▶ What the task asks
Every line of the material that follows must be printed again exactly.

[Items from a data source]
===

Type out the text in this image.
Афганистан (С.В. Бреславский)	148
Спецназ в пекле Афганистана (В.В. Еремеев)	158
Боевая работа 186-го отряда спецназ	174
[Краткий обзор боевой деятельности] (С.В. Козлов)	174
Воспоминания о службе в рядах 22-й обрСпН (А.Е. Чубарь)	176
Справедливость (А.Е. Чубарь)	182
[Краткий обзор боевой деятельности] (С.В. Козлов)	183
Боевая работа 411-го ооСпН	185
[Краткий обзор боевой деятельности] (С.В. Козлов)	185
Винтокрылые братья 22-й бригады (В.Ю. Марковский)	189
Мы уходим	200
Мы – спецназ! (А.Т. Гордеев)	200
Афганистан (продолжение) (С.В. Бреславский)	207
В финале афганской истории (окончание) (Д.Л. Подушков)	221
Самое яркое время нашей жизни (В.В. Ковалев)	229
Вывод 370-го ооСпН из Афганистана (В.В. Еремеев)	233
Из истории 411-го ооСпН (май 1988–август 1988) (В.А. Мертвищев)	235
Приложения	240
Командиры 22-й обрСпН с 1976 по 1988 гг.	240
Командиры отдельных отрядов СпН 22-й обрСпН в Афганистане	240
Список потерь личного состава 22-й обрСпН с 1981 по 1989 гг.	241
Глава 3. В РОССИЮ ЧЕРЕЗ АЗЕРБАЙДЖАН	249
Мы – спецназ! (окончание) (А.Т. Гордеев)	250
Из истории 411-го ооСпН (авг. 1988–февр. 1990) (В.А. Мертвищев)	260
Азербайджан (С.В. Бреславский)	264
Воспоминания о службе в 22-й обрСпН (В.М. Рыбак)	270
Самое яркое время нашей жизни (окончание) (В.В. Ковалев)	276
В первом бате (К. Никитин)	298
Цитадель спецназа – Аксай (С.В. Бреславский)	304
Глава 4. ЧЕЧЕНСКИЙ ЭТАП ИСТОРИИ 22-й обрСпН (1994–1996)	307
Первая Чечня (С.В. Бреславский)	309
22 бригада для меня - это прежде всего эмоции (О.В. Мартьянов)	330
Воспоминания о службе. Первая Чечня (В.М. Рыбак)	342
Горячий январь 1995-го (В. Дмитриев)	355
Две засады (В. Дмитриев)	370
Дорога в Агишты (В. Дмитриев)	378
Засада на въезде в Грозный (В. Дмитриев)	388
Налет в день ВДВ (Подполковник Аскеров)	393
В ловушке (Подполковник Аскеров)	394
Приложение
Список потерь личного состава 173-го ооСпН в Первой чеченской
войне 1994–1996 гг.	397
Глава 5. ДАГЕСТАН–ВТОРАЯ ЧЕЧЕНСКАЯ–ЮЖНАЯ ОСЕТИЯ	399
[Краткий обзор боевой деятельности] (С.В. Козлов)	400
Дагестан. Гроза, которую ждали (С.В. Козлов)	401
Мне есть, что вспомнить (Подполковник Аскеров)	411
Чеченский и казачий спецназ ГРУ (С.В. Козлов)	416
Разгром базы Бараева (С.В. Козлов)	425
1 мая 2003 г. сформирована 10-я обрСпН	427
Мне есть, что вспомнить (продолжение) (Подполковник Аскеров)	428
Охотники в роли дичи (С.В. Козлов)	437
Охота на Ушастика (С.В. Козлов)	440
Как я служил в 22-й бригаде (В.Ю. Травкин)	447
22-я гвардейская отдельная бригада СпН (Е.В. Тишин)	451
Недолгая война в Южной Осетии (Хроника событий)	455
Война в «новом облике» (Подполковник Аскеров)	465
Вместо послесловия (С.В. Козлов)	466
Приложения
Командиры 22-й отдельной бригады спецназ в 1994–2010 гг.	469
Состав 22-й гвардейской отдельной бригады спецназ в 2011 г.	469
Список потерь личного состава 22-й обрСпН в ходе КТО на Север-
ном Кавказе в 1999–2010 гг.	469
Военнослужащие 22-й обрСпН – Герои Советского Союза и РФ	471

===

▶ Output of the exercise
Type out the text in this image.
Афганистан (С.В. Бреславский)	148
Спецназ в пекле Афганистана (В.В. Еремеев)	158
Боевая работа 186-го отряда спецназ	174
[Краткий обзор боевой деятельности] (С.В. Козлов)	174
Воспоминания о службе в рядах 22-й обрСпН (А.Е. Чубарь)	176
Справедливость (А.Е. Чубарь)	182
[Краткий обзор боевой деятельности] (С.В. Козлов)	183
Боевая работа 411-го ооСпН	185
[Краткий обзор боевой деятельности] (С.В. Козлов)	185
Винтокрылые братья 22-й бригады (В.Ю. Марковский)	189
Мы уходим	200
Мы – спецназ! (А.Т. Гордеев)	200
Афганистан (продолжение) (С.В. Бреславский)	207
В финале афганской истории (окончание) (Д.Л. Подушков)	221
Самое яркое время нашей жизни (В.В. Ковалев)	229
Вывод 370-го ооСпН из Афганистана (В.В. Еремеев)	233
Из истории 411-го ооСпН (май 1988–август 1988) (В.А. Мертвищев)	235
Приложения	240
Командиры 22-й обрСпН с 1976 по 1988 гг.	240
Командиры отдельных отрядов СпН 22-й обрСпН в Афганистане	240
Список потерь личного состава 22-й обрСпН с 1981 по 1989 гг.	241
Глава 3. В РОССИЮ ЧЕРЕЗ АЗЕРБАЙДЖАН	249
Мы – спецназ! (окончание) (А.Т. Гордеев)	250
Из истории 411-го ооСпН (авг. 1988–февр. 1990) (В.А. Мертвищев)	260
Азербайджан (С.В. Бреславский)	264
Воспоминания о службе в 22-й обрСпН (В.М. Рыбак)	270
Самое яркое время нашей жизни (окончание) (В.В. Ковалев)	276
В первом бате (К. Никитин)	298
Цитадель спецназа – Аксай (С.В. Бреславский)	304
Глава 4. ЧЕЧЕНСКИЙ ЭТАП ИСТОРИИ 22-й обрСпН (1994–1996)	307
Первая Чечня (С.В. Бреславский)	309
22 бригада для меня - это прежде всего эмоции (О.В. Мартьянов)	330
Воспоминания о службе. Первая Чечня (В.М. Рыбак)	342
Горячий январь 1995-го (В. Дмитриев)	355
Две засады (В. Дмитриев)	370
Дорога в Агишты (В. Дмитриев)	378
Засада на въезде в Грозный (В. Дмитриев)	388
Налет в день ВДВ (Подполковник Аскеров)	393
В ловушке (Подполковник Аскеров)	394
Приложение
Список потерь личного состава 173-го ооСпН в Первой чеченской
войне 1994–1996 гг.	397
Глава 5. ДАГЕСТАН–ВТОРАЯ ЧЕЧЕНСКАЯ–ЮЖНАЯ ОСЕТИЯ	399
[Краткий обзор боевой деятельности] (С.В. Козлов)	400
Дагестан. Гроза, которую ждали (С.В. Козлов)	401
Мне есть, что вспомнить (Подполковник Аскеров)	411
Чеченский и казачий спецназ ГРУ (С.В. Козлов)	416
Разгром базы Бараева (С.В. Козлов)	425
1 мая 2003 г. сформирована 10-я обрСпН	427
Мне есть, что вспомнить (продолжение) (Подполковник Аскеров)	428
Охотники в роли дичи (С.В. Козлов)	437
Охота на Ушастика (С.В. Козлов)	440
Как я служил в 22-й бригаде (В.Ю. Травкин)	447
22-я гвардейская отдельная бригада СпН (Е.В. Тишин)	451
Недолгая война в Южной Осетии (Хроника событий)	455
Война в «новом облике» (Подполковник Аскеров)	465
Вместо послесловия (С.В. Козлов)	466
Приложения
Командиры 22-й отдельной бригады спецназ в 1994–2010 гг.	469
Состав 22-й гвардейской отдельной бригады спецназ в 2011 г.	469
Список потерь личного состава 22-й обрСпН в ходе КТО на Север-
ном Кавказе в 1999–2010 гг.	469
Военнослужащие 22-й обрСпН – Герои Советского Союза и РФ	471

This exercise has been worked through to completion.